Figure dataset records
★ ★ ★ ★ ★ ★ ★

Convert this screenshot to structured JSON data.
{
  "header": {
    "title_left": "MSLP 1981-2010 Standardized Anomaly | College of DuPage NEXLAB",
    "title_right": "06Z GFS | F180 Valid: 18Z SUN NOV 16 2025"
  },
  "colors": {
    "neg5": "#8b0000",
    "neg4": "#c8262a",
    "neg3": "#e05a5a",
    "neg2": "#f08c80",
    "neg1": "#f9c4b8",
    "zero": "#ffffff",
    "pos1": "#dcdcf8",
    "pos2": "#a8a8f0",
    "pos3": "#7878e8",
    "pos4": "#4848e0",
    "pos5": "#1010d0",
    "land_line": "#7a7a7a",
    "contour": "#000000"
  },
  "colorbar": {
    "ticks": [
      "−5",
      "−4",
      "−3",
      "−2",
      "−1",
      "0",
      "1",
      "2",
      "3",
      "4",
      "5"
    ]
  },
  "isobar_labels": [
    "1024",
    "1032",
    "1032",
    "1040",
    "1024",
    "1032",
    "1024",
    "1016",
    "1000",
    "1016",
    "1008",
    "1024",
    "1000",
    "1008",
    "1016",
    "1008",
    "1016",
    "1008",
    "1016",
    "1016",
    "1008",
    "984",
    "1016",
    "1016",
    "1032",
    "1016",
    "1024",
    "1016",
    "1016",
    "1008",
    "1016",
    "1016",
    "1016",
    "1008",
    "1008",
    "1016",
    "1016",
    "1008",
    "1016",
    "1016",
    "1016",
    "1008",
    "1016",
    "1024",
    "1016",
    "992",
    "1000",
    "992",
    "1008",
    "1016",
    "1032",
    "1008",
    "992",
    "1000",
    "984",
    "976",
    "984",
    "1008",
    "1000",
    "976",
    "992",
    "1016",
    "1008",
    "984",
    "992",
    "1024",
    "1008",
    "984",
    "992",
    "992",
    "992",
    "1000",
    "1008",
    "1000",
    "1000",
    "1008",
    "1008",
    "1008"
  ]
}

★ ★ ★ ★ ★ ★ ★

Task objective:
Using the listing above, reproduce each line without omission.

Answer:
Convert this screenshot to structured JSON data.
{
  "header": {
    "title_left": "MSLP 1981-2010 Standardized Anomaly | College of DuPage NEXLAB",
    "title_right": "06Z GFS | F180 Valid: 18Z SUN NOV 16 2025"
  },
  "colors": {
    "neg5": "#8b0000",
    "neg4": "#c8262a",
    "neg3": "#e05a5a",
    "neg2": "#f08c80",
    "neg1": "#f9c4b8",
    "zero": "#ffffff",
    "pos1": "#dcdcf8",
    "pos2": "#a8a8f0",
    "pos3": "#7878e8",
    "pos4": "#4848e0",
    "pos5": "#1010d0",
    "land_line": "#7a7a7a",
    "contour": "#000000"
  },
  "colorbar": {
    "ticks": [
      "−5",
      "−4",
      "−3",
      "−2",
      "−1",
      "0",
      "1",
      "2",
      "3",
      "4",
      "5"
    ]
  },
  "isobar_labels": [
    "1024",
    "1032",
    "1032",
    "1040",
    "1024",
    "1032",
    "1024",
    "1016",
    "1000",
    "1016",
    "1008",
    "1024",
    "1000",
    "1008",
    "1016",
    "1008",
    "1016",
    "1008",
    "1016",
    "1016",
    "1008",
    "984",
    "1016",
    "1016",
    "1032",
    "1016",
    "1024",
    "1016",
    "1016",
    "1008",
    "1016",
    "1016",
    "1016",
    "1008",
    "1008",
    "1016",
    "1016",
    "1008",
    "1016",
    "1016",
    "1016",
    "1008",
    "1016",
    "1024",
    "1016",
    "992",
    "1000",
    "992",
    "1008",
    "1016",
    "1032",
    "1008",
    "992",
    "1000",
    "984",
    "976",
    "984",
    "1008",
    "1000",
    "976",
    "992",
    "1016",
    "1008",
    "984",
    "992",
    "1024",
    "1008",
    "984",
    "992",
    "992",
    "992",
    "1000",
    "1008",
    "1000",
    "1000",
    "1008",
    "1008",
    "1008"
  ]
}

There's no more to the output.